═══ Rows

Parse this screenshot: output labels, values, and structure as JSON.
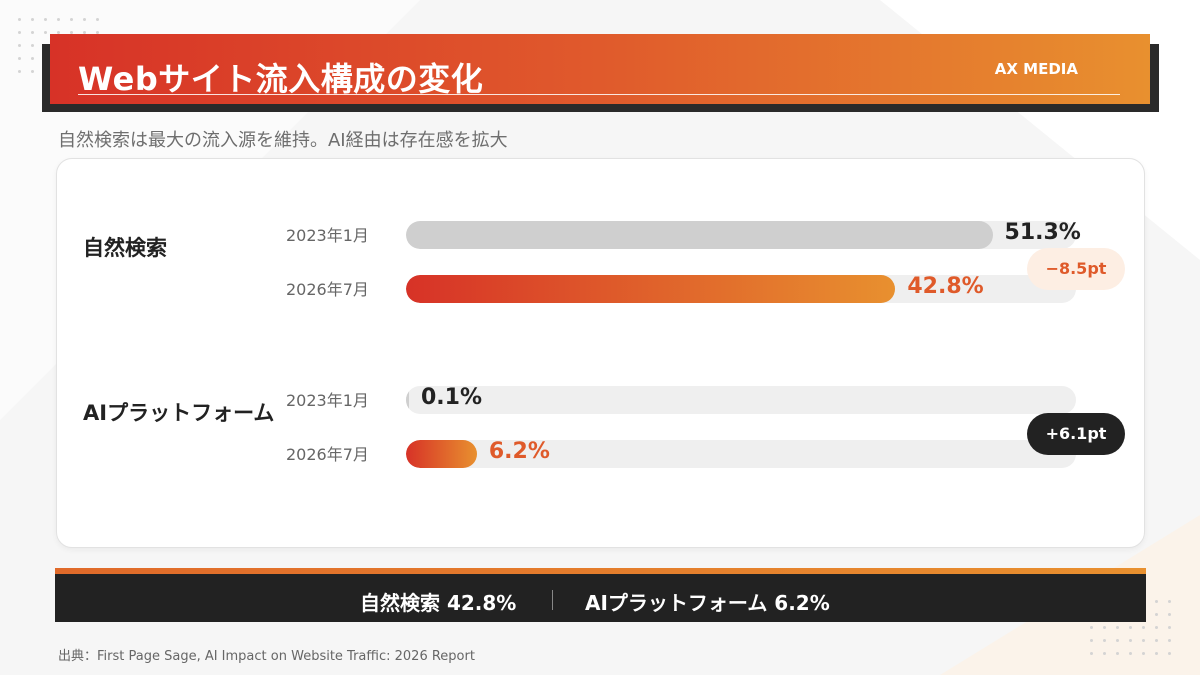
{
  "header": {
    "title": "Webサイト流入構成の変化",
    "brand": "AX MEDIA"
  },
  "subtitle": "自然検索は最大の流入源を維持。AI経由は存在感を拡大",
  "chart_data": {
    "type": "bar",
    "orientation": "horizontal",
    "xlim": [
      0,
      60
    ],
    "groups": [
      {
        "label": "自然検索",
        "periods": [
          {
            "label": "2023年1月",
            "value": 51.3,
            "value_label": "51.3%",
            "style": "gray"
          },
          {
            "label": "2026年7月",
            "value": 42.8,
            "value_label": "42.8%",
            "style": "orange"
          }
        ],
        "change": {
          "label": "−8.5pt",
          "style": "light"
        }
      },
      {
        "label": "AIプラットフォーム",
        "periods": [
          {
            "label": "2023年1月",
            "value": 0.1,
            "value_label": "0.1%",
            "style": "gray"
          },
          {
            "label": "2026年7月",
            "value": 6.2,
            "value_label": "6.2%",
            "style": "orange"
          }
        ],
        "change": {
          "label": "+6.1pt",
          "style": "dark"
        }
      }
    ]
  },
  "summary": {
    "left": "自然検索 42.8%",
    "right": "AIプラットフォーム 6.2%"
  },
  "source": "出典：First Page Sage, AI Impact on Website Traffic: 2026 Report",
  "colors": {
    "accent_start": "#d73227",
    "accent_end": "#e8902f",
    "dark": "#222222"
  }
}
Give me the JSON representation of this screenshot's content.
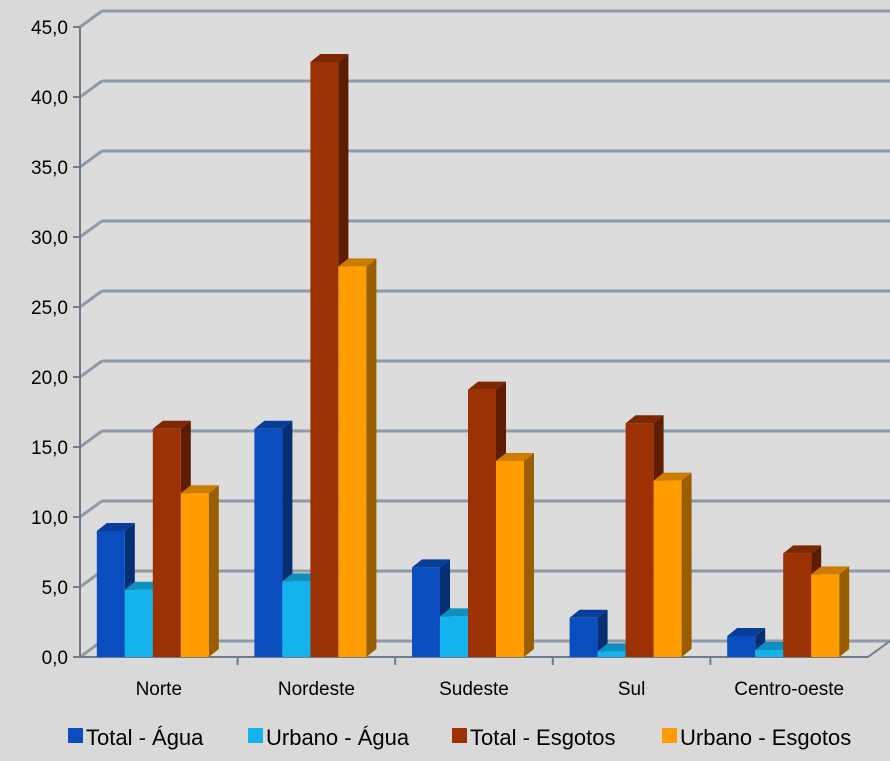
{
  "chart_data": {
    "type": "bar",
    "title": "",
    "xlabel": "",
    "ylabel": "",
    "ylim": [
      0,
      45
    ],
    "y_ticks": [
      "0,0",
      "5,0",
      "10,0",
      "15,0",
      "20,0",
      "25,0",
      "30,0",
      "35,0",
      "40,0",
      "45,0"
    ],
    "grid": true,
    "legend_position": "bottom",
    "categories": [
      "Norte",
      "Nordeste",
      "Sudeste",
      "Sul",
      "Centro-oeste"
    ],
    "series": [
      {
        "name": "Total - Água",
        "color": "#0a4dbf",
        "values": [
          9.0,
          16.3,
          6.4,
          2.8,
          1.5
        ]
      },
      {
        "name": "Urbano - Água",
        "color": "#13b3ee",
        "values": [
          4.8,
          5.4,
          2.9,
          0.4,
          0.5
        ]
      },
      {
        "name": "Total - Esgotos",
        "color": "#9c3104",
        "values": [
          16.3,
          42.5,
          19.1,
          16.7,
          7.4
        ]
      },
      {
        "name": "Urbano - Esgotos",
        "color": "#ff9c00",
        "values": [
          11.7,
          27.9,
          14.0,
          12.6,
          5.9
        ]
      }
    ]
  }
}
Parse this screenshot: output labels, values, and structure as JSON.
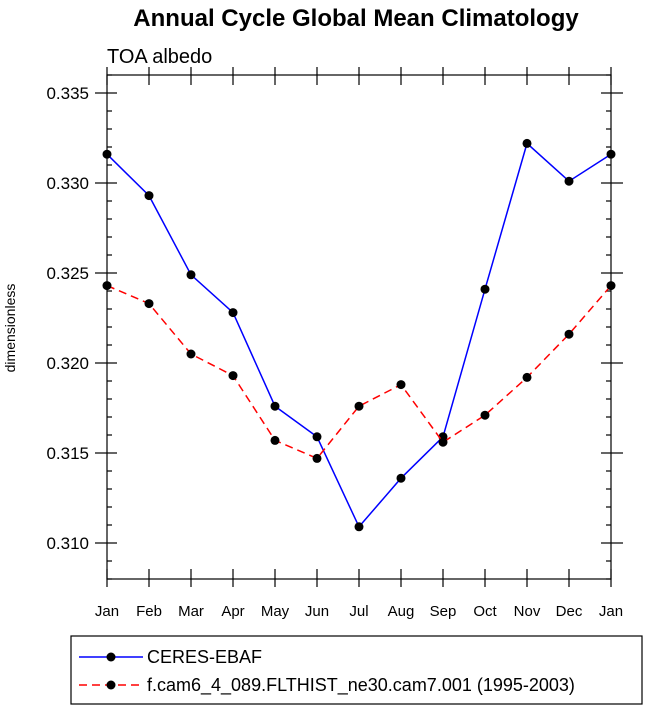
{
  "chart_data": {
    "type": "line",
    "title": "Annual Cycle Global Mean Climatology",
    "subtitle": "TOA albedo",
    "xlabel": "",
    "ylabel": "dimensionless",
    "categories": [
      "Jan",
      "Feb",
      "Mar",
      "Apr",
      "May",
      "Jun",
      "Jul",
      "Aug",
      "Sep",
      "Oct",
      "Nov",
      "Dec",
      "Jan"
    ],
    "ylim": [
      0.308,
      0.336
    ],
    "yticks": [
      0.31,
      0.315,
      0.32,
      0.325,
      0.33,
      0.335
    ],
    "ytick_labels": [
      "0.310",
      "0.315",
      "0.320",
      "0.325",
      "0.330",
      "0.335"
    ],
    "series": [
      {
        "name": "CERES-EBAF",
        "color": "#0000ff",
        "dash": "solid",
        "values": [
          0.3316,
          0.3293,
          0.3249,
          0.3228,
          0.3176,
          0.3159,
          0.3109,
          0.3136,
          0.3159,
          0.3241,
          0.3322,
          0.3301,
          0.3316
        ]
      },
      {
        "name": "f.cam6_4_089.FLTHIST_ne30.cam7.001 (1995-2003)",
        "color": "#ff0000",
        "dash": "dashed",
        "values": [
          0.3243,
          0.3233,
          0.3205,
          0.3193,
          0.3157,
          0.3147,
          0.3176,
          0.3188,
          0.3156,
          0.3171,
          0.3192,
          0.3216,
          0.3243
        ]
      }
    ],
    "legend_position": "bottom"
  }
}
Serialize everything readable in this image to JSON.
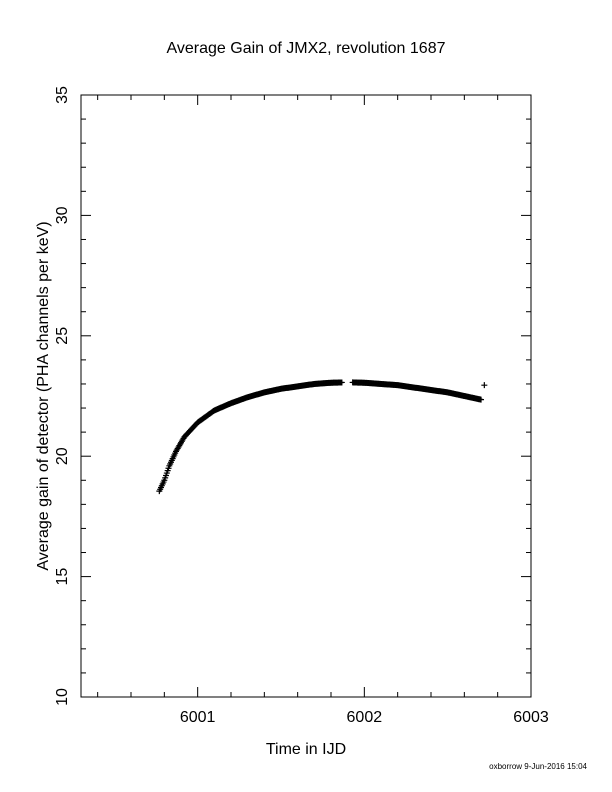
{
  "chart_data": {
    "type": "scatter",
    "title": "Average Gain of JMX2, revolution 1687",
    "xlabel": "Time in IJD",
    "ylabel": "Average gain of detector (PHA channels per keV)",
    "xlim": [
      6000.3,
      6003.0
    ],
    "ylim": [
      10,
      35
    ],
    "x_ticks": [
      6001,
      6002,
      6003
    ],
    "y_ticks": [
      10,
      15,
      20,
      25,
      30,
      35
    ],
    "grid": false,
    "marker": "plus",
    "marker_color": "#000000",
    "curve_samples": [
      [
        6000.77,
        18.55
      ],
      [
        6000.8,
        19.0
      ],
      [
        6000.83,
        19.6
      ],
      [
        6000.87,
        20.2
      ],
      [
        6000.92,
        20.8
      ],
      [
        6001.0,
        21.4
      ],
      [
        6001.1,
        21.9
      ],
      [
        6001.2,
        22.2
      ],
      [
        6001.3,
        22.45
      ],
      [
        6001.4,
        22.65
      ],
      [
        6001.5,
        22.8
      ],
      [
        6001.6,
        22.9
      ],
      [
        6001.7,
        23.0
      ],
      [
        6001.8,
        23.05
      ],
      [
        6001.9,
        23.07
      ],
      [
        6002.0,
        23.05
      ],
      [
        6002.1,
        23.0
      ],
      [
        6002.2,
        22.95
      ],
      [
        6002.3,
        22.85
      ],
      [
        6002.4,
        22.75
      ],
      [
        6002.5,
        22.65
      ],
      [
        6002.6,
        22.5
      ],
      [
        6002.7,
        22.35
      ]
    ],
    "gap": [
      6001.87,
      6001.93
    ],
    "outliers": [
      [
        6002.72,
        22.95
      ]
    ]
  },
  "footer": {
    "credit": "oxborrow  9-Jun-2016 15:04"
  }
}
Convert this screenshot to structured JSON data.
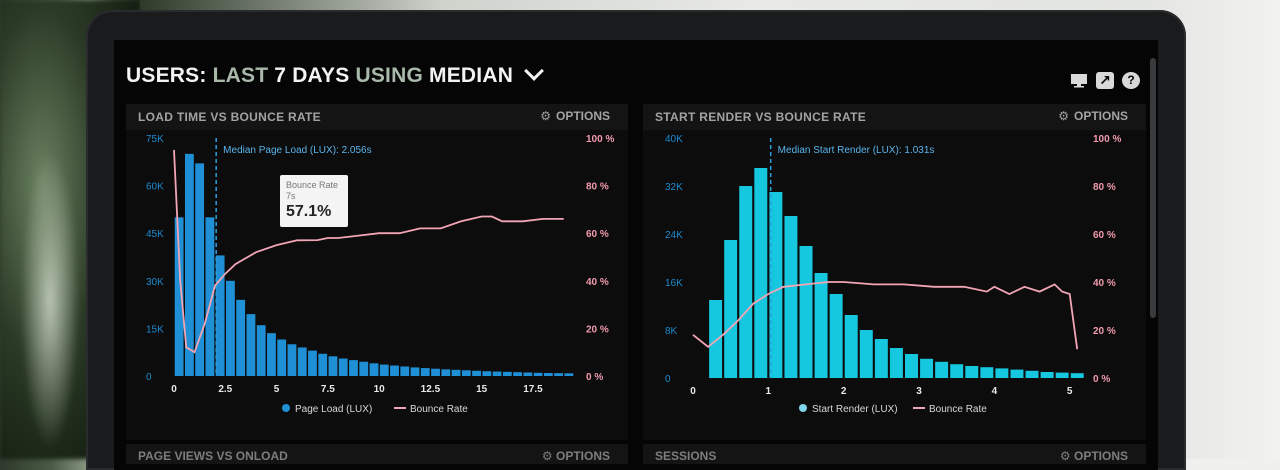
{
  "header": {
    "title_parts": [
      "USERS:",
      "LAST",
      "7 DAYS",
      "USING",
      "MEDIAN"
    ],
    "icons": [
      "monitor-icon",
      "share-icon",
      "help-icon"
    ],
    "share_glyph": "↗",
    "help_glyph": "?"
  },
  "panels": [
    {
      "title": "LOAD TIME VS BOUNCE RATE",
      "options_label": "OPTIONS",
      "median_label": "Median Page Load (LUX): 2.056s",
      "legend": [
        "Page Load (LUX)",
        "Bounce Rate"
      ],
      "tooltip": {
        "line1": "Bounce Rate",
        "line2": "7s",
        "value": "57.1%"
      }
    },
    {
      "title": "START RENDER VS BOUNCE RATE",
      "options_label": "OPTIONS",
      "median_label": "Median Start Render (LUX): 1.031s",
      "legend": [
        "Start Render (LUX)",
        "Bounce Rate"
      ]
    }
  ],
  "bottom_panels": [
    {
      "title": "PAGE VIEWS VS ONLOAD",
      "options_label": "OPTIONS"
    },
    {
      "title": "SESSIONS",
      "options_label": "OPTIONS"
    }
  ],
  "colors": {
    "bar1": "#1f8fd6",
    "bar2": "#16c7e0",
    "line": "#f2a5b5",
    "median": "#2aa0e0"
  },
  "chart_data": [
    {
      "type": "bar",
      "xlim": [
        0,
        19.5
      ],
      "ylim": [
        0,
        75000
      ],
      "y2lim": [
        0,
        100
      ],
      "xticks": [
        "0",
        "2.5",
        "5",
        "7.5",
        "10",
        "12.5",
        "15",
        "17.5"
      ],
      "yticks": [
        "0",
        "15K",
        "30K",
        "45K",
        "60K",
        "75K"
      ],
      "y2ticks": [
        "0 %",
        "20 %",
        "40 %",
        "60 %",
        "80 %",
        "100 %"
      ],
      "median_x": 2.056,
      "bar_width": 0.5,
      "series": [
        {
          "name": "Page Load (LUX)",
          "x": [
            0,
            0.5,
            1,
            1.5,
            2,
            2.5,
            3,
            3.5,
            4,
            4.5,
            5,
            5.5,
            6,
            6.5,
            7,
            7.5,
            8,
            8.5,
            9,
            9.5,
            10,
            10.5,
            11,
            11.5,
            12,
            12.5,
            13,
            13.5,
            14,
            14.5,
            15,
            15.5,
            16,
            16.5,
            17,
            17.5,
            18,
            18.5,
            19
          ],
          "values": [
            50000,
            70000,
            67000,
            50000,
            38000,
            30000,
            24000,
            19500,
            16000,
            13500,
            11500,
            10000,
            9000,
            8000,
            7000,
            6200,
            5500,
            5000,
            4500,
            4000,
            3600,
            3300,
            3000,
            2700,
            2500,
            2300,
            2100,
            1950,
            1800,
            1650,
            1500,
            1400,
            1300,
            1200,
            1100,
            1000,
            950,
            900,
            850
          ]
        },
        {
          "name": "Bounce Rate",
          "axis": "right",
          "x": [
            0,
            0.3,
            0.6,
            1,
            1.5,
            2,
            2.5,
            3,
            4,
            5,
            6,
            7,
            7.5,
            8,
            9,
            10,
            11,
            12,
            13,
            14,
            15,
            15.5,
            16,
            17,
            18,
            19
          ],
          "values": [
            95,
            40,
            12,
            10,
            22,
            38,
            43,
            47,
            52,
            55,
            57,
            57.1,
            58,
            58,
            59,
            60,
            60,
            62,
            62,
            65,
            67,
            67,
            65,
            65,
            66,
            66
          ]
        }
      ]
    },
    {
      "type": "bar",
      "xlim": [
        0,
        5.15
      ],
      "ylim": [
        0,
        40000
      ],
      "y2lim": [
        0,
        100
      ],
      "xticks": [
        "0",
        "1",
        "2",
        "3",
        "4",
        "5"
      ],
      "yticks": [
        "0",
        "8K",
        "16K",
        "24K",
        "32K",
        "40K"
      ],
      "y2ticks": [
        "0 %",
        "20 %",
        "40 %",
        "60 %",
        "80 %",
        "100 %"
      ],
      "median_x": 1.031,
      "bar_width": 0.2,
      "series": [
        {
          "name": "Start Render (LUX)",
          "x": [
            0.2,
            0.4,
            0.6,
            0.8,
            1.0,
            1.2,
            1.4,
            1.6,
            1.8,
            2.0,
            2.2,
            2.4,
            2.6,
            2.8,
            3.0,
            3.2,
            3.4,
            3.6,
            3.8,
            4.0,
            4.2,
            4.4,
            4.6,
            4.8,
            5.0
          ],
          "values": [
            13000,
            23000,
            32000,
            35000,
            31000,
            27000,
            22000,
            17500,
            14000,
            10500,
            8000,
            6500,
            5000,
            4000,
            3200,
            2700,
            2300,
            2000,
            1800,
            1600,
            1400,
            1200,
            1000,
            900,
            800
          ]
        },
        {
          "name": "Bounce Rate",
          "axis": "right",
          "x": [
            0,
            0.2,
            0.4,
            0.6,
            0.8,
            1.0,
            1.2,
            1.5,
            1.8,
            2.0,
            2.4,
            2.8,
            3.2,
            3.6,
            3.9,
            4.0,
            4.2,
            4.4,
            4.6,
            4.8,
            4.9,
            5.0,
            5.1
          ],
          "values": [
            18,
            13,
            18,
            24,
            31,
            35,
            38,
            39,
            40,
            40,
            39,
            39,
            38,
            38,
            36,
            38,
            35,
            38,
            36,
            39,
            36,
            35,
            12
          ]
        }
      ]
    }
  ]
}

══════

Aim
Make a tally of the lines in this data that include the string "Urbano", and answer with that tally alone.

The solution
2